— Goal —
Could you transcribe every record below exactly as written, leaving out any pictures?

— Records supplied —
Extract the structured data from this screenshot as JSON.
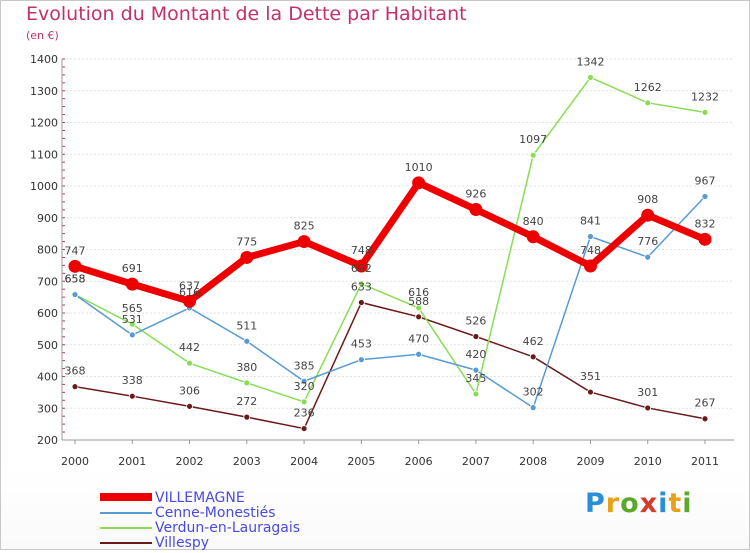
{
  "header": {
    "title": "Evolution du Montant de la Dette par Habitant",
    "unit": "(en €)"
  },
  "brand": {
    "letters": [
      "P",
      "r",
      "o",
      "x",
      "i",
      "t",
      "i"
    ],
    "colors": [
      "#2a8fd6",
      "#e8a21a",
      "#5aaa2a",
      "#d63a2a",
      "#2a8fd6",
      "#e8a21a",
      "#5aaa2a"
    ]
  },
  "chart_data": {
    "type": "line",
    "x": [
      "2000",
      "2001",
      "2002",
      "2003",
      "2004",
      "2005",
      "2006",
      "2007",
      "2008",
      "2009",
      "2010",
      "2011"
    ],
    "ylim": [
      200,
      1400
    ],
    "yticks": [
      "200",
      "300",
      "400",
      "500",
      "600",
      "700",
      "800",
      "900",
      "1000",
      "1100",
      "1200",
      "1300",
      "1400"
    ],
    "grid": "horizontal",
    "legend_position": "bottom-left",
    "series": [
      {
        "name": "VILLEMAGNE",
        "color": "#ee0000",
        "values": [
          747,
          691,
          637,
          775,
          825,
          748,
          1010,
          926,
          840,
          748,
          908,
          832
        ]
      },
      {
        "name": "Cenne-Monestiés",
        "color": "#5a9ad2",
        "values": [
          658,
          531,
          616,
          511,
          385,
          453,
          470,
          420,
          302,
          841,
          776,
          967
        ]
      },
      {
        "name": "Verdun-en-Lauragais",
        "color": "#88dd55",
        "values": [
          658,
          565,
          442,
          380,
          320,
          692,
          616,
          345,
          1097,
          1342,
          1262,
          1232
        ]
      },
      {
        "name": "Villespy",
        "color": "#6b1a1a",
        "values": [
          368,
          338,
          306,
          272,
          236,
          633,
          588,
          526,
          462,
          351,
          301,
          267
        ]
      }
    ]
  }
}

— Response for this exercise —
Extract the structured data from this screenshot as JSON.
{
  "header": {
    "title": "Evolution du Montant de la Dette par Habitant",
    "unit": "(en €)"
  },
  "brand": {
    "letters": [
      "P",
      "r",
      "o",
      "x",
      "i",
      "t",
      "i"
    ],
    "colors": [
      "#2a8fd6",
      "#e8a21a",
      "#5aaa2a",
      "#d63a2a",
      "#2a8fd6",
      "#e8a21a",
      "#5aaa2a"
    ]
  },
  "chart_data": {
    "type": "line",
    "x": [
      "2000",
      "2001",
      "2002",
      "2003",
      "2004",
      "2005",
      "2006",
      "2007",
      "2008",
      "2009",
      "2010",
      "2011"
    ],
    "ylim": [
      200,
      1400
    ],
    "yticks": [
      "200",
      "300",
      "400",
      "500",
      "600",
      "700",
      "800",
      "900",
      "1000",
      "1100",
      "1200",
      "1300",
      "1400"
    ],
    "grid": "horizontal",
    "legend_position": "bottom-left",
    "series": [
      {
        "name": "VILLEMAGNE",
        "color": "#ee0000",
        "values": [
          747,
          691,
          637,
          775,
          825,
          748,
          1010,
          926,
          840,
          748,
          908,
          832
        ]
      },
      {
        "name": "Cenne-Monestiés",
        "color": "#5a9ad2",
        "values": [
          658,
          531,
          616,
          511,
          385,
          453,
          470,
          420,
          302,
          841,
          776,
          967
        ]
      },
      {
        "name": "Verdun-en-Lauragais",
        "color": "#88dd55",
        "values": [
          658,
          565,
          442,
          380,
          320,
          692,
          616,
          345,
          1097,
          1342,
          1262,
          1232
        ]
      },
      {
        "name": "Villespy",
        "color": "#6b1a1a",
        "values": [
          368,
          338,
          306,
          272,
          236,
          633,
          588,
          526,
          462,
          351,
          301,
          267
        ]
      }
    ]
  }
}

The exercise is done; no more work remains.